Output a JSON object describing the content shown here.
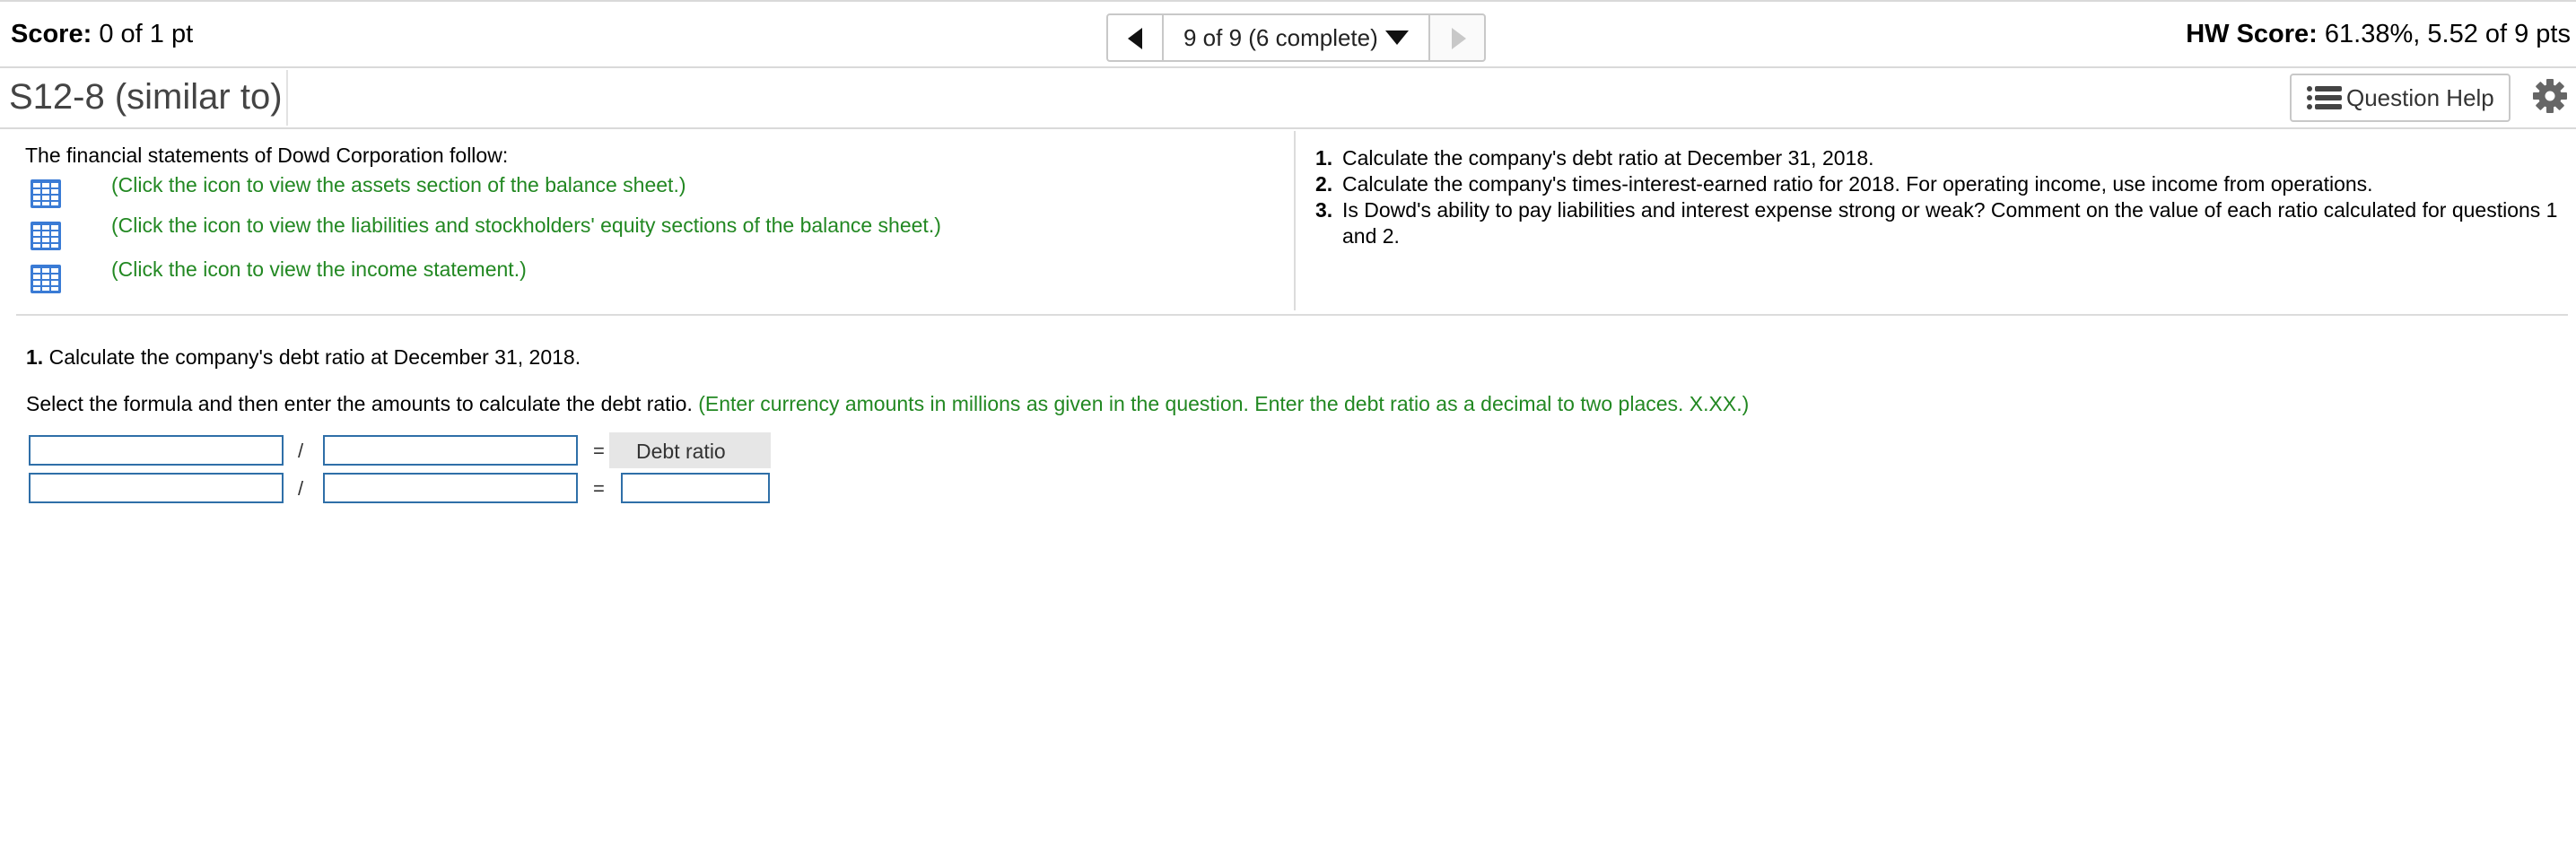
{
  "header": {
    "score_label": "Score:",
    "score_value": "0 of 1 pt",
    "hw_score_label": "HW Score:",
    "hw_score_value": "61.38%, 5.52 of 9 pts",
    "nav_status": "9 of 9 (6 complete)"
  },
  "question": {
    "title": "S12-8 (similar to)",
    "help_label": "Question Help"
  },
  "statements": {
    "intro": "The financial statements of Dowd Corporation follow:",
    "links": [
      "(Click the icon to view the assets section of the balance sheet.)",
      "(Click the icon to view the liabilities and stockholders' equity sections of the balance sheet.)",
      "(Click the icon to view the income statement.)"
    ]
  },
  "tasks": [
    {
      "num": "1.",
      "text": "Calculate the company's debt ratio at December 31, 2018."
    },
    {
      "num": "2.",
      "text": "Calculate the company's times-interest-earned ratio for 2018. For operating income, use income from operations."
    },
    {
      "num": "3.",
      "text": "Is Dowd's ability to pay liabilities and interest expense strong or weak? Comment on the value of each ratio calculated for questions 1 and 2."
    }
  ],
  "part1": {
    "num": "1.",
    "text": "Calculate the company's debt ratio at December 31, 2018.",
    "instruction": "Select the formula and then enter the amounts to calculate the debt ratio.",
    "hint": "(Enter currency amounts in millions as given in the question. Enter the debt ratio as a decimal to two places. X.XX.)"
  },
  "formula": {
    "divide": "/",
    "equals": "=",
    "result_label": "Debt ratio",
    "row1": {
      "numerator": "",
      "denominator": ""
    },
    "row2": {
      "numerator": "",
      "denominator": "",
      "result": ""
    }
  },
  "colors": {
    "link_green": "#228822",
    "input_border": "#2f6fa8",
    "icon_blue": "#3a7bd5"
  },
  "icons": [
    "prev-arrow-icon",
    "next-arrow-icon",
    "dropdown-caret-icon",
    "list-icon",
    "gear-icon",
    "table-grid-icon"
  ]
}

==

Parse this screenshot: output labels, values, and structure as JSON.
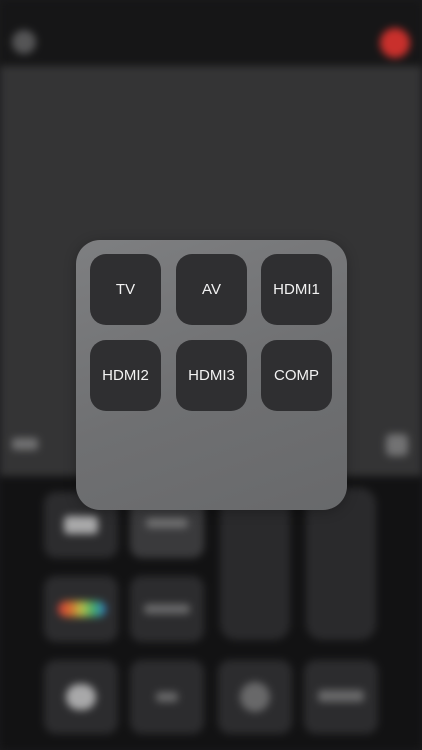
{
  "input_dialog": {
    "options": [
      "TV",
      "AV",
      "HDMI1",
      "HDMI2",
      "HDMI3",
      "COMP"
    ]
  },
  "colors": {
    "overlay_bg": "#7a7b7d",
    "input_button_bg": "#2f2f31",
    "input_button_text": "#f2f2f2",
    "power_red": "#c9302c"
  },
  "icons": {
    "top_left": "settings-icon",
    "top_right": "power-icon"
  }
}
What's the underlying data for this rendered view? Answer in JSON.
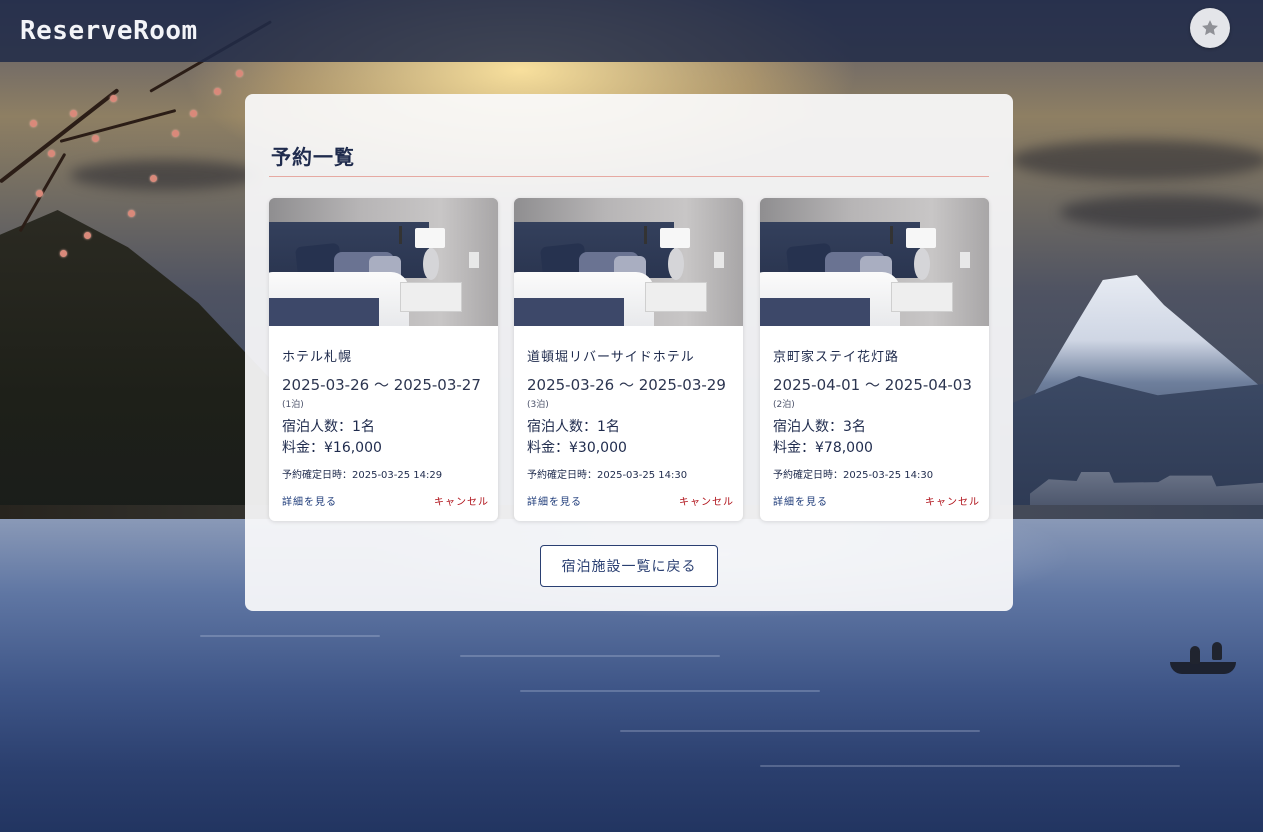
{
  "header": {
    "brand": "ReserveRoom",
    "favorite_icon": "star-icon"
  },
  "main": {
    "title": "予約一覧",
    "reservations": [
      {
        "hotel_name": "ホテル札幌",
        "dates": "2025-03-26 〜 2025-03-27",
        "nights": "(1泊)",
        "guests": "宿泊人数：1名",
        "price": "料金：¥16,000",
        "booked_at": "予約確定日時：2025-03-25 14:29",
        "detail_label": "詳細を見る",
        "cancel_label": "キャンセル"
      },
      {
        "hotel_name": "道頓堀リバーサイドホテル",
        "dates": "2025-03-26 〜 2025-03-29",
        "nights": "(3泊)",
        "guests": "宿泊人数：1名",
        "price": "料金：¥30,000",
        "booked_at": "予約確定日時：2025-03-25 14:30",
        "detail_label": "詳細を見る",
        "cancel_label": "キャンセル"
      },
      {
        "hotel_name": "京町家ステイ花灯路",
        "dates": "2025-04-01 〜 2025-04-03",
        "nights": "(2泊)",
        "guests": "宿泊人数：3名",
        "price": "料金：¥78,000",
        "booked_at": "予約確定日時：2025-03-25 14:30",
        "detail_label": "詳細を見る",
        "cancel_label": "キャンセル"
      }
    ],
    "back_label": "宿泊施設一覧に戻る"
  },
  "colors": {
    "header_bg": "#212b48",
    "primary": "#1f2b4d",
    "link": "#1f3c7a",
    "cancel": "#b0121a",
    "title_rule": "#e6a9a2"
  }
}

...

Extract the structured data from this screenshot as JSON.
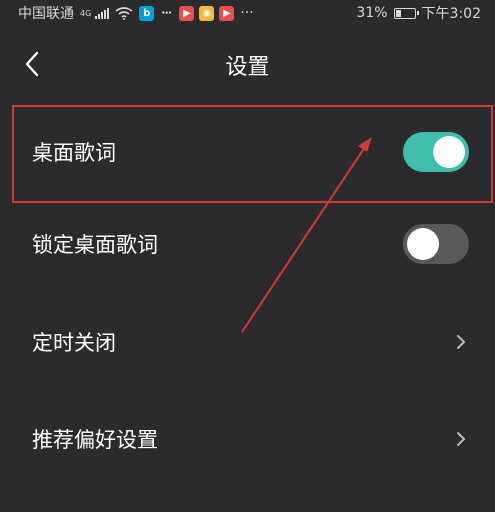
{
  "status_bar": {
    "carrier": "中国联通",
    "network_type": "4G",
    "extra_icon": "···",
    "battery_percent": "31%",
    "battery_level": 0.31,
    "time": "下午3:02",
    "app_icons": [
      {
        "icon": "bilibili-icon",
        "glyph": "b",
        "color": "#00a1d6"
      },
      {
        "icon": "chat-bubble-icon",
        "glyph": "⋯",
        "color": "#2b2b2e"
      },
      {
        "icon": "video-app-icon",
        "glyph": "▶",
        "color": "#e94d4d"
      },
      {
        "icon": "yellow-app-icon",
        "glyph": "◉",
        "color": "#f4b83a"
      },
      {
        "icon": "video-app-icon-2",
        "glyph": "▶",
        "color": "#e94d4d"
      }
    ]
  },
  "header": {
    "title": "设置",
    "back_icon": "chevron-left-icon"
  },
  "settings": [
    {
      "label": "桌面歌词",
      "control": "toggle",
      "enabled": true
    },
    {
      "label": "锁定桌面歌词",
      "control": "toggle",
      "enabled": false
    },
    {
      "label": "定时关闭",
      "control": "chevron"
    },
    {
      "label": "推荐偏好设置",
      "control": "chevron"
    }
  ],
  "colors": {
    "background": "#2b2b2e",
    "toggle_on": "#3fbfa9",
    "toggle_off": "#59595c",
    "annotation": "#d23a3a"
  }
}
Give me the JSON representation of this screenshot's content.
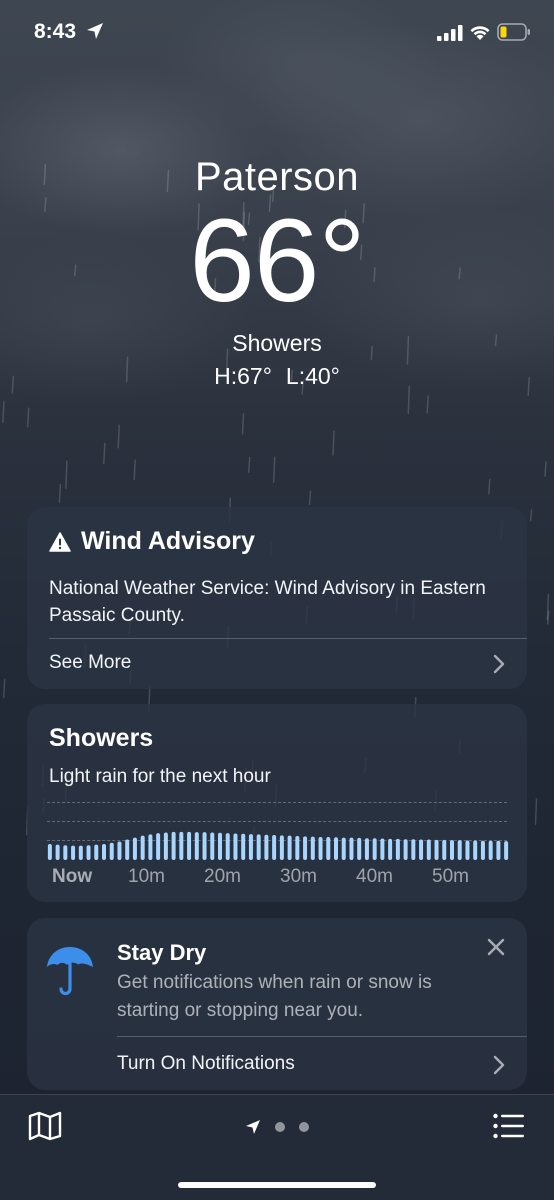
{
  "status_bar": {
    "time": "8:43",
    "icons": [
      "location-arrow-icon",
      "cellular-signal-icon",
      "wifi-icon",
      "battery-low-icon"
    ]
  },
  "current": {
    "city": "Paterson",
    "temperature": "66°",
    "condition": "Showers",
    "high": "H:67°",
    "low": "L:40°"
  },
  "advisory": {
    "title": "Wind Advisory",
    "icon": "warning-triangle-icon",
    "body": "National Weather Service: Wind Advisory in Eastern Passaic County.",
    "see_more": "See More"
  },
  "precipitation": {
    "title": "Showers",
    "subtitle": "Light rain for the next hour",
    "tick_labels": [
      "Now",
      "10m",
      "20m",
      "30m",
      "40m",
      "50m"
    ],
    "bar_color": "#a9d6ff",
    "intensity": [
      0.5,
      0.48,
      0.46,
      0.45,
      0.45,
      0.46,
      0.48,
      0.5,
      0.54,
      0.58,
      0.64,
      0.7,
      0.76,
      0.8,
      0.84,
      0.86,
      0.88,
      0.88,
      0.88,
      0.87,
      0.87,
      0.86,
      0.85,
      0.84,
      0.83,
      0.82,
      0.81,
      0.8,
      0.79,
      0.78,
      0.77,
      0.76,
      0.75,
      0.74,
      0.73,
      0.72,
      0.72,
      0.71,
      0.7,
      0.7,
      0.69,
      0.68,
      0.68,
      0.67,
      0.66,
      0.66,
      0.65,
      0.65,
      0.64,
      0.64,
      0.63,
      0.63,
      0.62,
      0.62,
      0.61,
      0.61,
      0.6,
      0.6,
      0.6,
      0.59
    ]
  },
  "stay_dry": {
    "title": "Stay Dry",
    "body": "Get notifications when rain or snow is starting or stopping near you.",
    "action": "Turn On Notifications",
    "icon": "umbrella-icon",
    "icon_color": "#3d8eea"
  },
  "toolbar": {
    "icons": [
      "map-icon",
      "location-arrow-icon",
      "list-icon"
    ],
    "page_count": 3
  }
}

### EXERCISE PROMPT
Select every line where the word "from" occurs.

### OUTPUT OF THE EXERCISE
      "text": "Calculate the company's times-interest-earned ratio for 2018. For operating income, use income from operations."
Extract the structured data from this screenshot as JSON.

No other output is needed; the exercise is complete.